• _Required work_
Report the number of lines that hold the string "BALS". Leave out any other text.

Extracted records:
----

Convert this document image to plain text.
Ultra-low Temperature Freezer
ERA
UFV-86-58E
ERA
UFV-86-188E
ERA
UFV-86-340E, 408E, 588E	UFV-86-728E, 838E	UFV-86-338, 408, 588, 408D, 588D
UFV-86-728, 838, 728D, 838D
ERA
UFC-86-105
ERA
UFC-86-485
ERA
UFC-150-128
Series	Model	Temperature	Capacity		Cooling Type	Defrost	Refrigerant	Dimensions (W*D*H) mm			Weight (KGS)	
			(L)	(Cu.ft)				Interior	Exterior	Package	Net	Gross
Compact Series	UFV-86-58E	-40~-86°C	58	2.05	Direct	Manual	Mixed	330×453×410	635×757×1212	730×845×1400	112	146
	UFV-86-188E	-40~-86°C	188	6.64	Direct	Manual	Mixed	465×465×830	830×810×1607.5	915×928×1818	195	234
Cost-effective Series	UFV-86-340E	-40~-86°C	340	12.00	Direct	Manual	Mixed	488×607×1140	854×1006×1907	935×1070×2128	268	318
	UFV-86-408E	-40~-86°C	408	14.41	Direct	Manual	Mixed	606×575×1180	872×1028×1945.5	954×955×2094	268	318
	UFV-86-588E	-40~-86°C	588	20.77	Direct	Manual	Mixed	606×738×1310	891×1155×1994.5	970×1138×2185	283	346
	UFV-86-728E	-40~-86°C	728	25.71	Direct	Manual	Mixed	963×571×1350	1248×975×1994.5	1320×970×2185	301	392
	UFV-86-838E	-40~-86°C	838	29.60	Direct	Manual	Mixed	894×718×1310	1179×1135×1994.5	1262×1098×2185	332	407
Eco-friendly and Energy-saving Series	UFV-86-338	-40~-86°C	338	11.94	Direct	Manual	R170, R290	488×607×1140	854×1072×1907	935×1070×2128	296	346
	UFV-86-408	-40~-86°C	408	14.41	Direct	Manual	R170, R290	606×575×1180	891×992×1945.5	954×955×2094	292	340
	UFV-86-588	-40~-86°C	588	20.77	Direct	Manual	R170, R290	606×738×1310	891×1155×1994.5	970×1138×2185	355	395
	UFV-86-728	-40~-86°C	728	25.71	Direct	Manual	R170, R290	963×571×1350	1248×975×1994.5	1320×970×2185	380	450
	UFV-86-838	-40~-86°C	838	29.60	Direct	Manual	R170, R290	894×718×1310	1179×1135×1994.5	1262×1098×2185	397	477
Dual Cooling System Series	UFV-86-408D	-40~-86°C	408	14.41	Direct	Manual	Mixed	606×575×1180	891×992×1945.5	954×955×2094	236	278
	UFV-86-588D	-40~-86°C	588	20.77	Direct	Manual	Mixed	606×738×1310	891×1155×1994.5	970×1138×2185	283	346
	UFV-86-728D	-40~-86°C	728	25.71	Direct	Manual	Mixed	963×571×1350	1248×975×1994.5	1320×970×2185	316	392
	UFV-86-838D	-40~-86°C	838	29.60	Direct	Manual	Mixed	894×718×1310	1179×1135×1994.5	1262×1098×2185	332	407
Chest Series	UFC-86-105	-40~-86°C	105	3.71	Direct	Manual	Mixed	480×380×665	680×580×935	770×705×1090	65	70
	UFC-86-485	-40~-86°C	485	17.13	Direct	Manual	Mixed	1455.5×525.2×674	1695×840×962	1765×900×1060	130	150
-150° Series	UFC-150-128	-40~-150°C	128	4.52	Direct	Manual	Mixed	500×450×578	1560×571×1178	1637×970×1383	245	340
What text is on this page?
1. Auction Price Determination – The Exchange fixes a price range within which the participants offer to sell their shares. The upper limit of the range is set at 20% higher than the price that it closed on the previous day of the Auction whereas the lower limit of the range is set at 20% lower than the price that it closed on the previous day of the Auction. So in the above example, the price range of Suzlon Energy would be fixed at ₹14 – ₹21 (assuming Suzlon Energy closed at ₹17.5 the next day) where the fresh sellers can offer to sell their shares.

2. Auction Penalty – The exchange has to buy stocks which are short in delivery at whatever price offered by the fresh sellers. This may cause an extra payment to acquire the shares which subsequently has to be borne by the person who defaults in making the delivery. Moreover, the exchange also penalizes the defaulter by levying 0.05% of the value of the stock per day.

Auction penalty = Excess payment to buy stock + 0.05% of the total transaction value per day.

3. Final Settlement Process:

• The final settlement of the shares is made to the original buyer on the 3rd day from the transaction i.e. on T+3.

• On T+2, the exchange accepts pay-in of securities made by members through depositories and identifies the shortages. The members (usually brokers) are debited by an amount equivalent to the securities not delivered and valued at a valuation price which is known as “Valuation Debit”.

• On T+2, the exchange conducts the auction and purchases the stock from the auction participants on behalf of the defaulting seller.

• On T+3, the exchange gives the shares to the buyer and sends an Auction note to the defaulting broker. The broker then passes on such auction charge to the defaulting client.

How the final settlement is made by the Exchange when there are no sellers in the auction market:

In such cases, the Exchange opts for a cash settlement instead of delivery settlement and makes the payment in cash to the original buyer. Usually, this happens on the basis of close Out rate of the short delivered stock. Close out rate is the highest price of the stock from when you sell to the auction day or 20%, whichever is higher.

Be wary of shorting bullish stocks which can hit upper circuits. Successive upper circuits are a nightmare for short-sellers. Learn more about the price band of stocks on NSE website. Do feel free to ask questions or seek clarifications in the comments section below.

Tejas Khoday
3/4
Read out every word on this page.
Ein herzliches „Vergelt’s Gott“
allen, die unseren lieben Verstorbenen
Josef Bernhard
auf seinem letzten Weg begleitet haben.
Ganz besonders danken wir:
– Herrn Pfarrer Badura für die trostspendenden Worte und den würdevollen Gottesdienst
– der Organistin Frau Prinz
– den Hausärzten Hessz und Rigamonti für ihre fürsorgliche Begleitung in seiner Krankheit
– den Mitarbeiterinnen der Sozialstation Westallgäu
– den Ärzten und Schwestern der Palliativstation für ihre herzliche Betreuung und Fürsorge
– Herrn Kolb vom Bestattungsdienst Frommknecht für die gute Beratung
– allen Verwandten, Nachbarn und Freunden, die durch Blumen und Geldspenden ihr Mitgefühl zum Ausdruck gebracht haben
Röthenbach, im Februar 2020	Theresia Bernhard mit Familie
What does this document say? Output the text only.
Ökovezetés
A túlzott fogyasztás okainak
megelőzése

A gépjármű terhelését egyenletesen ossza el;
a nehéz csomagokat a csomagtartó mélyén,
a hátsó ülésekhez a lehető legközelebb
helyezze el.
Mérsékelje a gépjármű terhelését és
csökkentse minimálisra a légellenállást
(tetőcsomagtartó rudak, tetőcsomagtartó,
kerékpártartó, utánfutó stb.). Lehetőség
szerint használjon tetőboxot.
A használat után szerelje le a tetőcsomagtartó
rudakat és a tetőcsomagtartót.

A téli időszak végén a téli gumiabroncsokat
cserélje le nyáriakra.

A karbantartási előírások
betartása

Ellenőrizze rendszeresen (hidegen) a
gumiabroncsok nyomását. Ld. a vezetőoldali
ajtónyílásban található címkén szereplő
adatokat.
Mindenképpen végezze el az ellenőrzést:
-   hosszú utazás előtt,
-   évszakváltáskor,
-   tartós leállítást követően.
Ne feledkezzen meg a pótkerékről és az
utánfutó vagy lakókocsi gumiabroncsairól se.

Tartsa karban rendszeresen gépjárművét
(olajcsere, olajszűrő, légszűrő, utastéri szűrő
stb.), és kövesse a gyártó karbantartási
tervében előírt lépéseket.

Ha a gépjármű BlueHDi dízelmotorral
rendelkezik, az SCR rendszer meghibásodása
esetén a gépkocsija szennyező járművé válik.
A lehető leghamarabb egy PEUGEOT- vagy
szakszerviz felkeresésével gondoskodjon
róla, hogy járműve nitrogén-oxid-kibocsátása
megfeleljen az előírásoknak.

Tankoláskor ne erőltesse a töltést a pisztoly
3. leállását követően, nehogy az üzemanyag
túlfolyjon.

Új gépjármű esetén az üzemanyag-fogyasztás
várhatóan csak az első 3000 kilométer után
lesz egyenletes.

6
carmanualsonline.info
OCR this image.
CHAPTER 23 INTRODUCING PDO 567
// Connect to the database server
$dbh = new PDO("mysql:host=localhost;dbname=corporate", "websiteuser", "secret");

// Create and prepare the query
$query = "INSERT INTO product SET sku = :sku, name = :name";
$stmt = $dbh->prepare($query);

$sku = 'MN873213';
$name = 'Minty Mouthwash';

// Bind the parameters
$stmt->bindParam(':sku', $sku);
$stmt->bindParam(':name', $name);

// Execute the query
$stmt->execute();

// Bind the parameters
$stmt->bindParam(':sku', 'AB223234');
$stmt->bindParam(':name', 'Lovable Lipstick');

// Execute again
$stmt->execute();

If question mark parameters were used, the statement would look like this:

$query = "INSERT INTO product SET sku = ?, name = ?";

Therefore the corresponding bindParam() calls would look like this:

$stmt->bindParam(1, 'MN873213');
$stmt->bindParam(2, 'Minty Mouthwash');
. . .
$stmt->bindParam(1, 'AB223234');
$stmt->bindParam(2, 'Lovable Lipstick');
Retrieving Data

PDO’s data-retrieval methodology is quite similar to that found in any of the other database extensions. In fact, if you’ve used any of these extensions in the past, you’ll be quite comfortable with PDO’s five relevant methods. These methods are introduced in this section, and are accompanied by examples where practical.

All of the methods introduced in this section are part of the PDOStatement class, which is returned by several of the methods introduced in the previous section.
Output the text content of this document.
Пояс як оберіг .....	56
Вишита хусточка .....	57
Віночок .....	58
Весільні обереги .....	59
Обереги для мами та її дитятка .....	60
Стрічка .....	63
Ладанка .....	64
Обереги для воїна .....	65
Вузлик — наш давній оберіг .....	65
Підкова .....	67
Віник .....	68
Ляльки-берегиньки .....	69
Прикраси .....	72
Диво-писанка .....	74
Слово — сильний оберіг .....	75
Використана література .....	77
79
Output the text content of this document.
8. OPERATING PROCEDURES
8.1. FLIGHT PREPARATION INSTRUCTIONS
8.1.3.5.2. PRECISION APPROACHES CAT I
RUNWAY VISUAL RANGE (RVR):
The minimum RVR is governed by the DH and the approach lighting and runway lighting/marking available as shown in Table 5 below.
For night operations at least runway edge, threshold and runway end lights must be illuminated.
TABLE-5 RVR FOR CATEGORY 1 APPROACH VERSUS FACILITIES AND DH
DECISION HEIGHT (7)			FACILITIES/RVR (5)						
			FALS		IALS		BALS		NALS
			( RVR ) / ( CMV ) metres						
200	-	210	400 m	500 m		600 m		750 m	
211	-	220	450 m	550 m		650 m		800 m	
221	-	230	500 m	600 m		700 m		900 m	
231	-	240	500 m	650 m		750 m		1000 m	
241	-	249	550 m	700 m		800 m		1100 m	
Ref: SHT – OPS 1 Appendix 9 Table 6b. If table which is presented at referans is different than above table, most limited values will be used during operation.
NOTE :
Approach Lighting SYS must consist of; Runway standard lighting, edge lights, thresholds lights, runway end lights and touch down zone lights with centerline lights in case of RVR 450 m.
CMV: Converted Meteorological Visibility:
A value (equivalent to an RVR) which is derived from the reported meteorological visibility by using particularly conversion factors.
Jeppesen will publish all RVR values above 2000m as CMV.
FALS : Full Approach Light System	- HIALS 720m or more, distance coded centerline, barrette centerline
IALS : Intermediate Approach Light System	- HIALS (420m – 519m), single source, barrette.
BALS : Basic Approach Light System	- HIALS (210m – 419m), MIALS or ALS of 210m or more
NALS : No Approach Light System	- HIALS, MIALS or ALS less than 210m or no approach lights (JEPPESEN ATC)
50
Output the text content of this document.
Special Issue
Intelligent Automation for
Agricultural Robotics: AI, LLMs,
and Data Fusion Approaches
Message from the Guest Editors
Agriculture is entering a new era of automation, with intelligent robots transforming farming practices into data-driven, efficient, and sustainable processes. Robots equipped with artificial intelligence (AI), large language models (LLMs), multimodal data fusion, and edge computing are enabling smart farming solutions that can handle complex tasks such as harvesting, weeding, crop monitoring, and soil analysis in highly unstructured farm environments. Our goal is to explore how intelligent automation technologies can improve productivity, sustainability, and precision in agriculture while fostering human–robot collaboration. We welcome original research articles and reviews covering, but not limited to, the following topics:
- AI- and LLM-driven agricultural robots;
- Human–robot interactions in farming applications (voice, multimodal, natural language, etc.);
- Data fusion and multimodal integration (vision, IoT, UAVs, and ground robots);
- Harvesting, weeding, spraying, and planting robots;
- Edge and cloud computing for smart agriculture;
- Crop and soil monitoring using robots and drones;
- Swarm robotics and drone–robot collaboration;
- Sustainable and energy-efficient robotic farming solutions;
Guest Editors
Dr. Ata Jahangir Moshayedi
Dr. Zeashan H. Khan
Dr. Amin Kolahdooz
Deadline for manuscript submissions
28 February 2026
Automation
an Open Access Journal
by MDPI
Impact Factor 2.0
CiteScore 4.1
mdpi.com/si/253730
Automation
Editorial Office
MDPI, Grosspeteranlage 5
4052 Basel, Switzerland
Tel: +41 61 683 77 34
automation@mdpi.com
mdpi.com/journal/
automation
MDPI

----

• _The completed task_
2